▶ [Problem statement] Give back the full listing verbatim, apart from its images.

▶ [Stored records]
[START]

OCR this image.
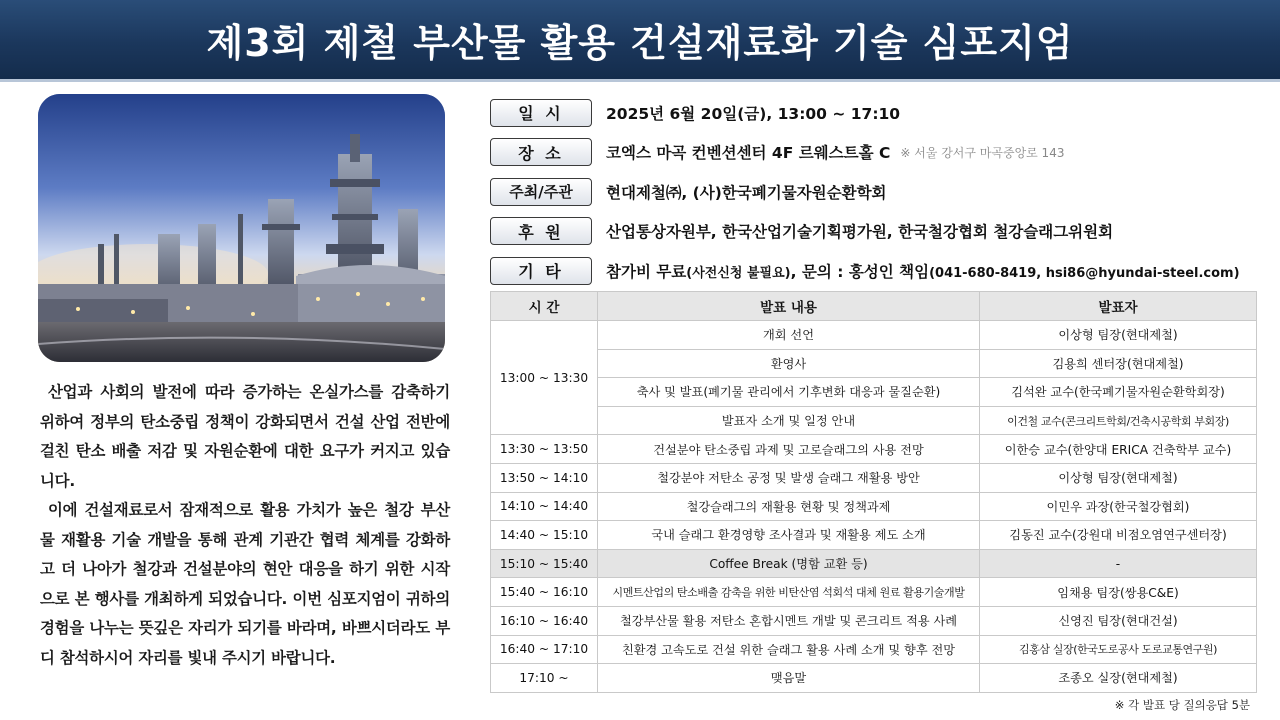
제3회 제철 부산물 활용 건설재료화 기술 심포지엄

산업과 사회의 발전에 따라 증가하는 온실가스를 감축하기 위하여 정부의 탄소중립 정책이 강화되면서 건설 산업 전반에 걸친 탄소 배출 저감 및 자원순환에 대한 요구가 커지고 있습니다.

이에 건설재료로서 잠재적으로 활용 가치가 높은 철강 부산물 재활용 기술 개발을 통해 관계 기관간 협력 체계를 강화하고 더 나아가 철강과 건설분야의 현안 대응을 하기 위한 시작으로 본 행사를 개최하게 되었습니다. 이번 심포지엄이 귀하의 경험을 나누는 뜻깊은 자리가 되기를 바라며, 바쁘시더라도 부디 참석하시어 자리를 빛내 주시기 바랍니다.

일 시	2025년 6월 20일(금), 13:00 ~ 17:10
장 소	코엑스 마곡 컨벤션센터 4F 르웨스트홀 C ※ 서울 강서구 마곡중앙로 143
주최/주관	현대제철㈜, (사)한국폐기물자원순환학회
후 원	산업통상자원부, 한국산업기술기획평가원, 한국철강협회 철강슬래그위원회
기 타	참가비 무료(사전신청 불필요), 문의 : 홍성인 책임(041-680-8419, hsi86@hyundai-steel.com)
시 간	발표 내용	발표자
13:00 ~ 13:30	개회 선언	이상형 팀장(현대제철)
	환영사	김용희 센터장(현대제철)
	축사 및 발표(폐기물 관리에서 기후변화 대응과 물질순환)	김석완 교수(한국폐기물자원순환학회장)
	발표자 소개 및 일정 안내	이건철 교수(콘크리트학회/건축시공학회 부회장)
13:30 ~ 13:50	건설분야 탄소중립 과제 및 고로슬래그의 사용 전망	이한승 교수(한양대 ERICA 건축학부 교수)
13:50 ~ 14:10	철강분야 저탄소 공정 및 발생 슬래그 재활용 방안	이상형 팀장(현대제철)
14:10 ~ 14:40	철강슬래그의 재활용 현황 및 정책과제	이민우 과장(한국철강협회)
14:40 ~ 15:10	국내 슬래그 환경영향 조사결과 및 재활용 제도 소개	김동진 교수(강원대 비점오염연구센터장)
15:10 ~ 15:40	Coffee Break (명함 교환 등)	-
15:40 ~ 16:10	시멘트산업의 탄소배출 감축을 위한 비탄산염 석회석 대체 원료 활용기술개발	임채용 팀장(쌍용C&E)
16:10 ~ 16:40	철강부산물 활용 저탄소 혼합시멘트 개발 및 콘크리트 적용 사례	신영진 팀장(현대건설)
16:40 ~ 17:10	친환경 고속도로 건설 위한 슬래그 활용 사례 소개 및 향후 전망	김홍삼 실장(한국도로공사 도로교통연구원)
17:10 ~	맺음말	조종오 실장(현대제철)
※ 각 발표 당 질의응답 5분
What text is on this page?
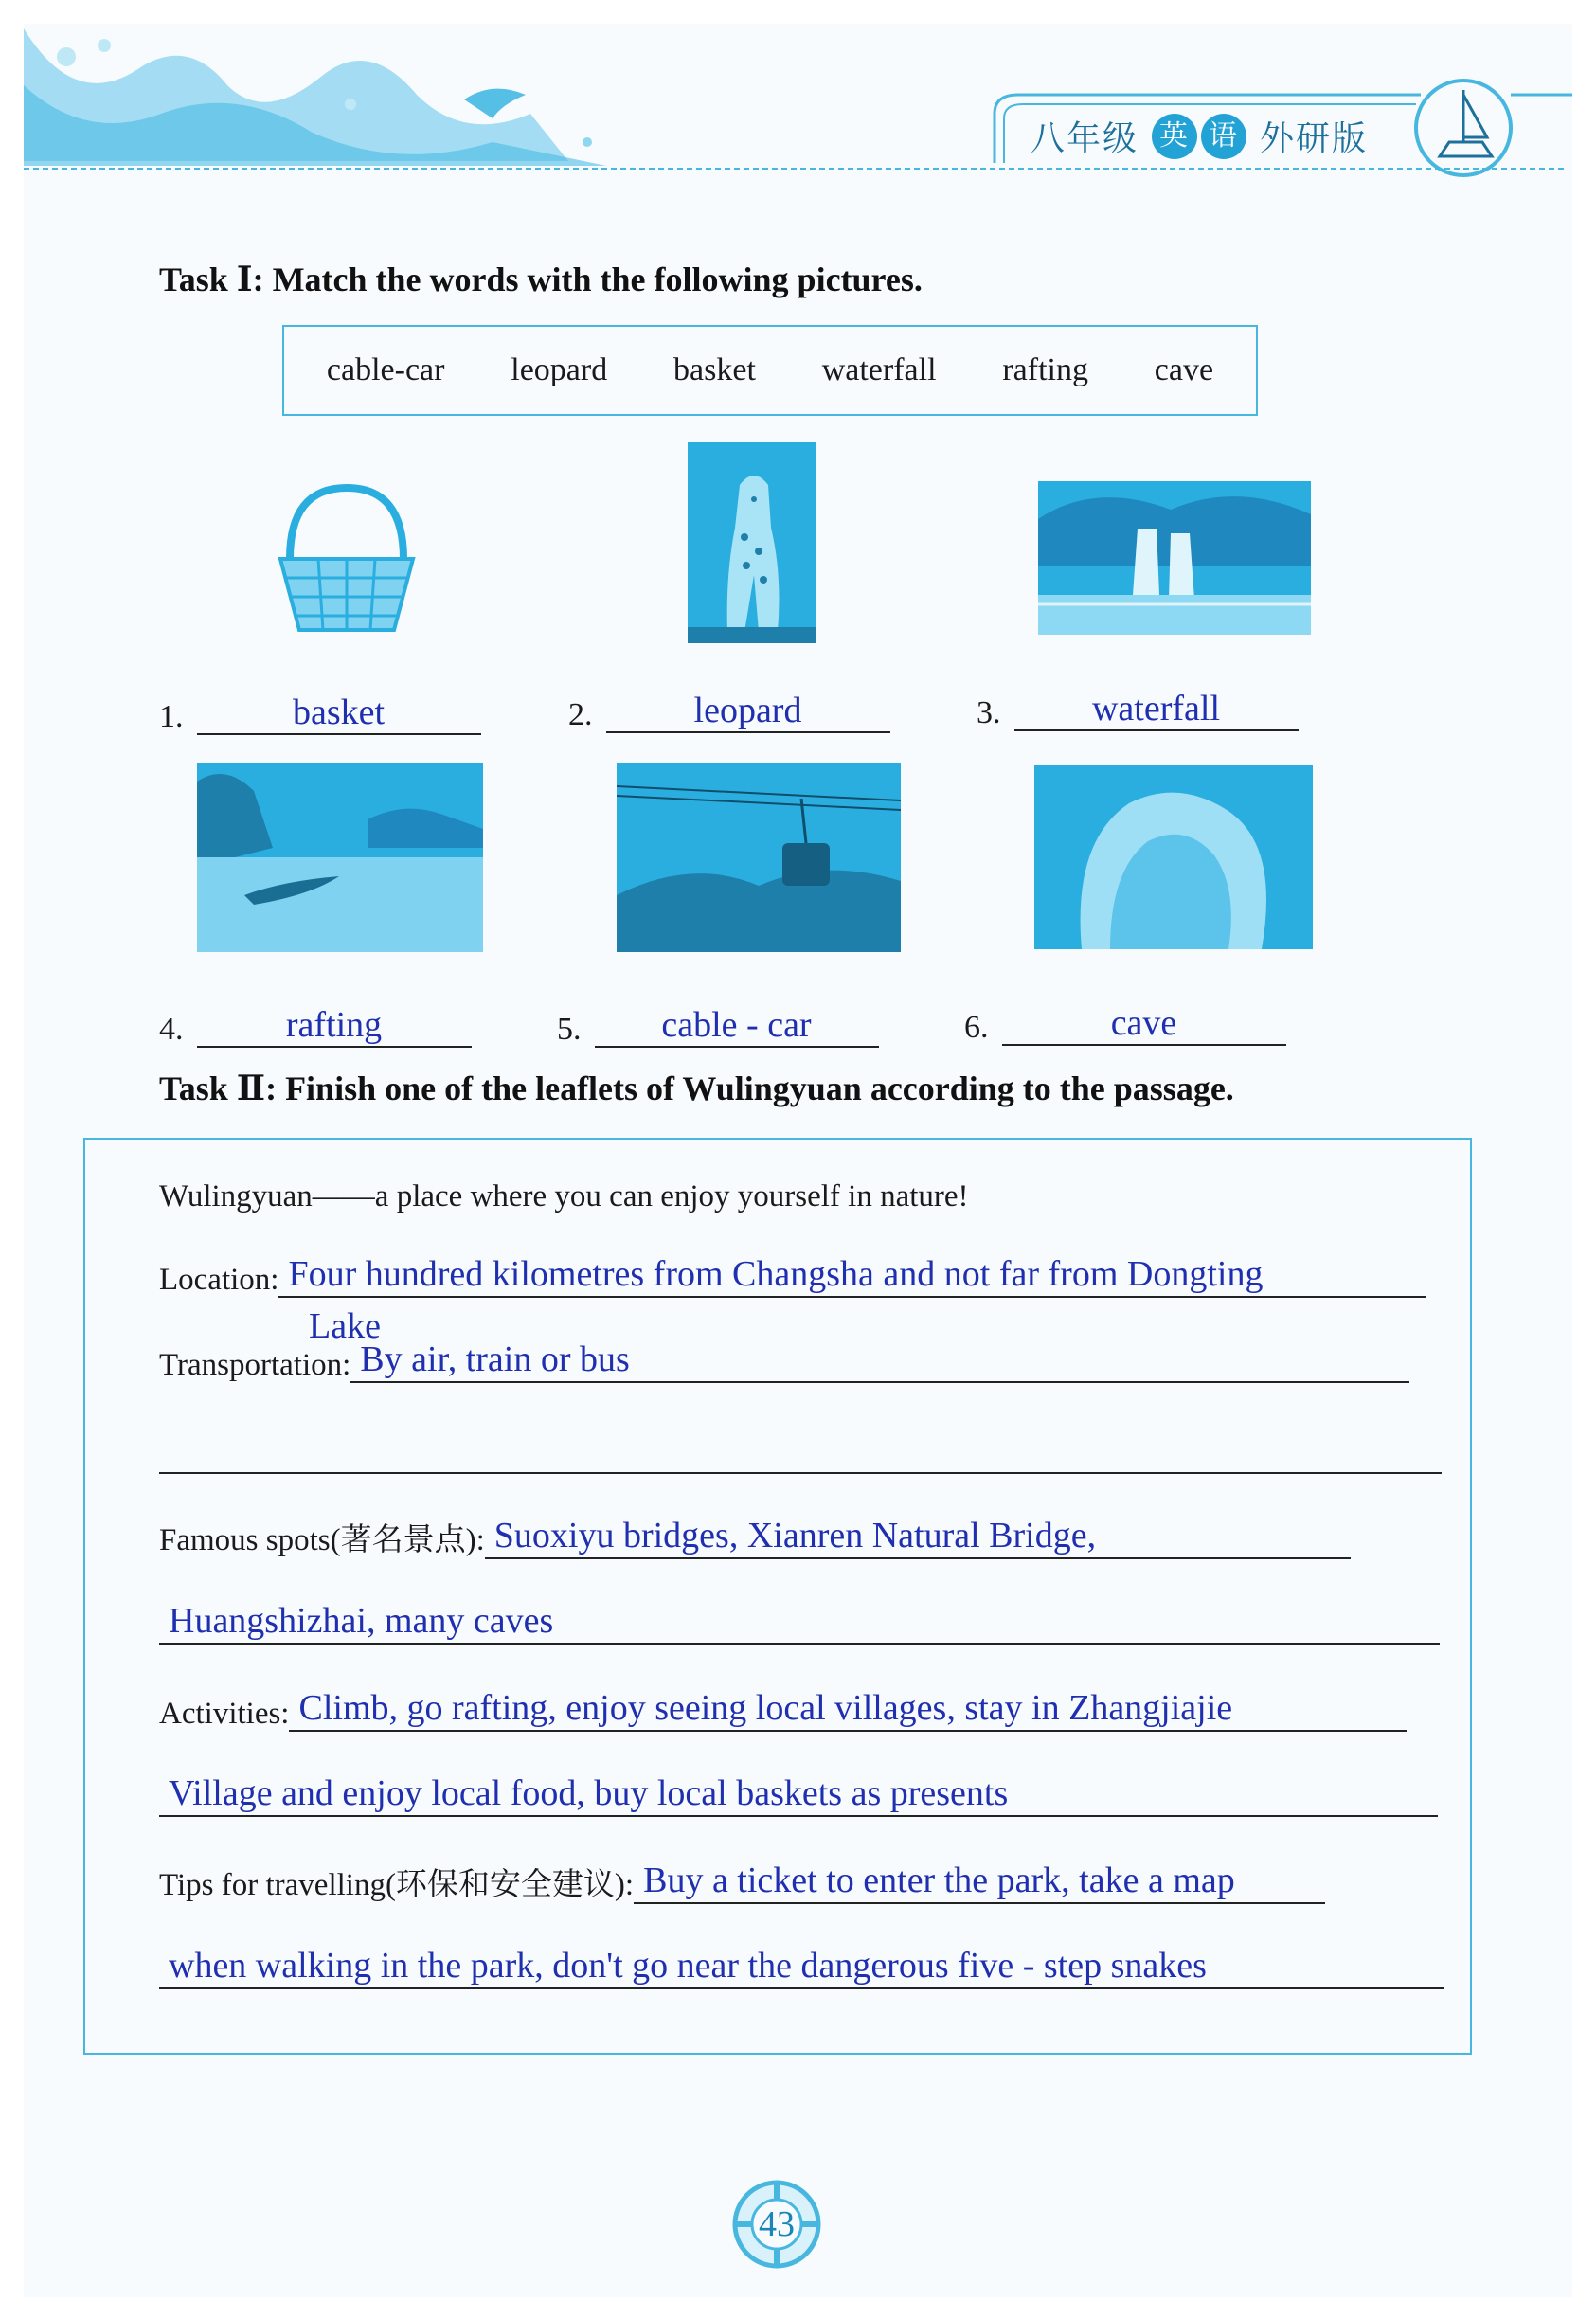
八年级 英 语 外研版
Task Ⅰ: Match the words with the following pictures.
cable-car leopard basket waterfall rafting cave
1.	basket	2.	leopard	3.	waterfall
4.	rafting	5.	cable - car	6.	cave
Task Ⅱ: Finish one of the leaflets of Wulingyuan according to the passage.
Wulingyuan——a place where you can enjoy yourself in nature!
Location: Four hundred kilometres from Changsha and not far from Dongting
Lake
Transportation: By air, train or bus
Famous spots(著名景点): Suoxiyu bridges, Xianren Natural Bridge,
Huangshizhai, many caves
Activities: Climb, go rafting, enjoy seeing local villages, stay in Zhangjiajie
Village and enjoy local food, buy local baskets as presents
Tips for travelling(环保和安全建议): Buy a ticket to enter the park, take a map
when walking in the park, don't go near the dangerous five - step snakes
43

[END]

▶ [Exercise output]
OCR this image.
제3회 제철 부산물 활용 건설재료화 기술 심포지엄

산업과 사회의 발전에 따라 증가하는 온실가스를 감축하기 위하여 정부의 탄소중립 정책이 강화되면서 건설 산업 전반에 걸친 탄소 배출 저감 및 자원순환에 대한 요구가 커지고 있습니다.

이에 건설재료로서 잠재적으로 활용 가치가 높은 철강 부산물 재활용 기술 개발을 통해 관계 기관간 협력 체계를 강화하고 더 나아가 철강과 건설분야의 현안 대응을 하기 위한 시작으로 본 행사를 개최하게 되었습니다. 이번 심포지엄이 귀하의 경험을 나누는 뜻깊은 자리가 되기를 바라며, 바쁘시더라도 부디 참석하시어 자리를 빛내 주시기 바랍니다.

일 시	2025년 6월 20일(금), 13:00 ~ 17:10
장 소	코엑스 마곡 컨벤션센터 4F 르웨스트홀 C ※ 서울 강서구 마곡중앙로 143
주최/주관	현대제철㈜, (사)한국폐기물자원순환학회
후 원	산업통상자원부, 한국산업기술기획평가원, 한국철강협회 철강슬래그위원회
기 타	참가비 무료(사전신청 불필요), 문의 : 홍성인 책임(041-680-8419, hsi86@hyundai-steel.com)
시 간	발표 내용	발표자
13:00 ~ 13:30	개회 선언	이상형 팀장(현대제철)
	환영사	김용희 센터장(현대제철)
	축사 및 발표(폐기물 관리에서 기후변화 대응과 물질순환)	김석완 교수(한국폐기물자원순환학회장)
	발표자 소개 및 일정 안내	이건철 교수(콘크리트학회/건축시공학회 부회장)
13:30 ~ 13:50	건설분야 탄소중립 과제 및 고로슬래그의 사용 전망	이한승 교수(한양대 ERICA 건축학부 교수)
13:50 ~ 14:10	철강분야 저탄소 공정 및 발생 슬래그 재활용 방안	이상형 팀장(현대제철)
14:10 ~ 14:40	철강슬래그의 재활용 현황 및 정책과제	이민우 과장(한국철강협회)
14:40 ~ 15:10	국내 슬래그 환경영향 조사결과 및 재활용 제도 소개	김동진 교수(강원대 비점오염연구센터장)
15:10 ~ 15:40	Coffee Break (명함 교환 등)	-
15:40 ~ 16:10	시멘트산업의 탄소배출 감축을 위한 비탄산염 석회석 대체 원료 활용기술개발	임채용 팀장(쌍용C&E)
16:10 ~ 16:40	철강부산물 활용 저탄소 혼합시멘트 개발 및 콘크리트 적용 사례	신영진 팀장(현대건설)
16:40 ~ 17:10	친환경 고속도로 건설 위한 슬래그 활용 사례 소개 및 향후 전망	김홍삼 실장(한국도로공사 도로교통연구원)
17:10 ~	맺음말	조종오 실장(현대제철)
※ 각 발표 당 질의응답 5분
What text is on this page?
八年级 英 语 外研版
Task Ⅰ: Match the words with the following pictures.
cable-car leopard basket waterfall rafting cave
1.	basket	2.	leopard	3.	waterfall
4.	rafting	5.	cable - car	6.	cave
Task Ⅱ: Finish one of the leaflets of Wulingyuan according to the passage.
Wulingyuan——a place where you can enjoy yourself in nature!
Location: Four hundred kilometres from Changsha and not far from Dongting
Lake
Transportation: By air, train or bus
Famous spots(著名景点): Suoxiyu bridges, Xianren Natural Bridge,
Huangshizhai, many caves
Activities: Climb, go rafting, enjoy seeing local villages, stay in Zhangjiajie
Village and enjoy local food, buy local baskets as presents
Tips for travelling(环保和安全建议): Buy a ticket to enter the park, take a map
when walking in the park, don't go near the dangerous five - step snakes
43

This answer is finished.